» **Opdracht**:
Vat de tekst over groen en water in nieuwe woongebieden samen in twee zinnen.

» **Documenttekst**:
┄┄┄┄┄┄┄┄┄┄

In een woningmarkt met een tendens naar natuurrijk wonen en met een schaars aanbod, is het vanzelfsprekend dat projectontwikkelaars op deze vraag in willen spelen. Tot enkele jaren terug werd de aanleg van groen en water bij de ontwikkeling van een nieuw woongebied door de gemeente verzorgd. De kosten van de aanleg kwamen terug in de grondexploitatie en werden gedekt door opbrengsten uit de kavelverkoop. Echter, als gevolg van het veranderde ruimtelijk beleid, waarin de actieve rol van gemeenten op het gebied van grondbeleid heeft plaatsgemaakt voor een meer passief beleid, heeft de rol van projectontwikkelaars zich steeds meer ontwikkeld tot gebiedsontwikkelaar. Als een ontwikkelaar gebiedsontwikkeling op zich wil nemen moet de aanleg van water en groen in financieel opzicht concurreren met 'opbrengstendragers', zoals uitgifte voor woningbouw en andere commerciële functies. Zij is dus een ‘kostencomponent’.

Een recente studie van het Ruimtelijk Planbureau (RPB, 2006) lijkt uit te wijzen dat openbaar groen, water en voorzieningen een waardeverhogend of prijsverhogend effect hebben op woningen. De vraag die dan rijst is of het waardeverhogende effect opweegt tegen de extra ruimte en dus extra kosten die deze voorzieningen in beslag nemen.

In dit verband zijn de begrippen value capturing of value engineering van belang. “Bij value capturing gaat het om het principe dat de toekomstige baten van een project ‘gevangen’

worden om de huidige kosten te kunnen dekken “(Huisman, 2006, p. 5). Met het oog op de kosten van aanleg, plus een extra ruimtebeslag dat ten koste gaat van het aantal woningen, kan de verrekening van deze kosten met het waardevermeerderende effect (opbrengsten) van openbaar groen en water gezien worden als een vorm van value capturing. Met andere woorden: Kan met minder woningen en meer groen en water hetzelfde financiële resultaat worden behaald? Zeker in een krappe woning- of vastgoedmarkt, zullen groen en water niet op de voorhand die concurrentieslag winnen.

(14)

1.5 Doel- en vraagstelling

De aanleg van groen en water bij de ontwikkeling van een nieuw woongebied moet in financieel opzicht concurreren met 'opbrengstendragers', zoals uitgifte voor woningbouw en andere commerciële functies. Toch dragen groen en water in hoge mate bij aan de gevraagde kwaliteit van de woonomgeving en bepalen daarmee de prijs van een woning.

Aan de hand van de vraag of het waardeverhogende effect van deze publieke voorzieningen opweegt tegen de extra ruimte en de extra kosten die deze voorzieningen in beslag nemen, kan de vraagstelling van dit onderzoek worden afgeleid.

┄┄┄┄┄┄┄┄┄┄

» **Uitgelicht materiaal**:
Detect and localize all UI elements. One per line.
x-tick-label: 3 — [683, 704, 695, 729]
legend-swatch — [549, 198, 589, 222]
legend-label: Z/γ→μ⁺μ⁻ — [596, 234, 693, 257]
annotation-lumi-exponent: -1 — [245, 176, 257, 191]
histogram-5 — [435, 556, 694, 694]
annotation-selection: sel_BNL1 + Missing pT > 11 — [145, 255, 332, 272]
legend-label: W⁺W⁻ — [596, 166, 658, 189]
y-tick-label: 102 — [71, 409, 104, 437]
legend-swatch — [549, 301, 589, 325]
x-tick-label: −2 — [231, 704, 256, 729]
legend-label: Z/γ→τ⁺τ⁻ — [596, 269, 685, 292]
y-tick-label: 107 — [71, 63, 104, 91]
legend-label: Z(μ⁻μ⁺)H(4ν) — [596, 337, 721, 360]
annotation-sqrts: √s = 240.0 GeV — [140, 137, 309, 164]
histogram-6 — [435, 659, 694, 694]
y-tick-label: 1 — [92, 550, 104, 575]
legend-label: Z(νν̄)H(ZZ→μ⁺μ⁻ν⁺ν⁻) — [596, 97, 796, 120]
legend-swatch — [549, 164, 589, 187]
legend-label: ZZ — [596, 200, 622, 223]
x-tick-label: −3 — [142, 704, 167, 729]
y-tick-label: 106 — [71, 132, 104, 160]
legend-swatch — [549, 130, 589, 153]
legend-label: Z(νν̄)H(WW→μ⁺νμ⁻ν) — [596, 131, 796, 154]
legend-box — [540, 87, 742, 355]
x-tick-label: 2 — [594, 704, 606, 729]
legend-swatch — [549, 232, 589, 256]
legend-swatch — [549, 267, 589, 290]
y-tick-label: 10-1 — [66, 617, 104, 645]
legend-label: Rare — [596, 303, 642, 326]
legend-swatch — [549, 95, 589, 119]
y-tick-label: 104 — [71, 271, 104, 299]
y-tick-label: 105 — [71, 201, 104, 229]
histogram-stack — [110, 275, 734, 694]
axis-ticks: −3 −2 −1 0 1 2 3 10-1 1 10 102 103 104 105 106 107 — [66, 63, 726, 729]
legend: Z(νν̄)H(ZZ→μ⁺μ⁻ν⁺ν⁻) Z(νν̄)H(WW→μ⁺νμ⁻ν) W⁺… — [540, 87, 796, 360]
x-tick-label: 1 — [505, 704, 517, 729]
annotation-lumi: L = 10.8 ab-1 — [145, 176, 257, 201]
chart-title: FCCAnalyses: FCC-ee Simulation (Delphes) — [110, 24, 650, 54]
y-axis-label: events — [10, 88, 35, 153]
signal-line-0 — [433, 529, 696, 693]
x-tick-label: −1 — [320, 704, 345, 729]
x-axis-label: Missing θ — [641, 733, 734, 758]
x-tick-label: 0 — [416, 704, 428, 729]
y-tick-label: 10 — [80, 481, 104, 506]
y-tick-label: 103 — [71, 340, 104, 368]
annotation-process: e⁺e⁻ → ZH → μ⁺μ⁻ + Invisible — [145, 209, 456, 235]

┄┄┄┄┄┄┄┄┄┄

» **Antwoord**:
Doordat gemeenten een passiever grondbeleid zijn gaan voeren, ontwikkelen projectontwikkelaars zich steeds meer tot gebiedsontwikkelaar, en dan moet de aanleg van groen en water financieel concurreren met opbrengstendragers zoals woningbouw. Een studie van het Ruimtelijk Planbureau lijkt uit te wijzen dat groen en water de waarde van woningen verhogen, en uit de vraag of dat effect opweegt tegen de extra ruimte en kosten wordt de vraagstelling van het onderzoek afgeleid.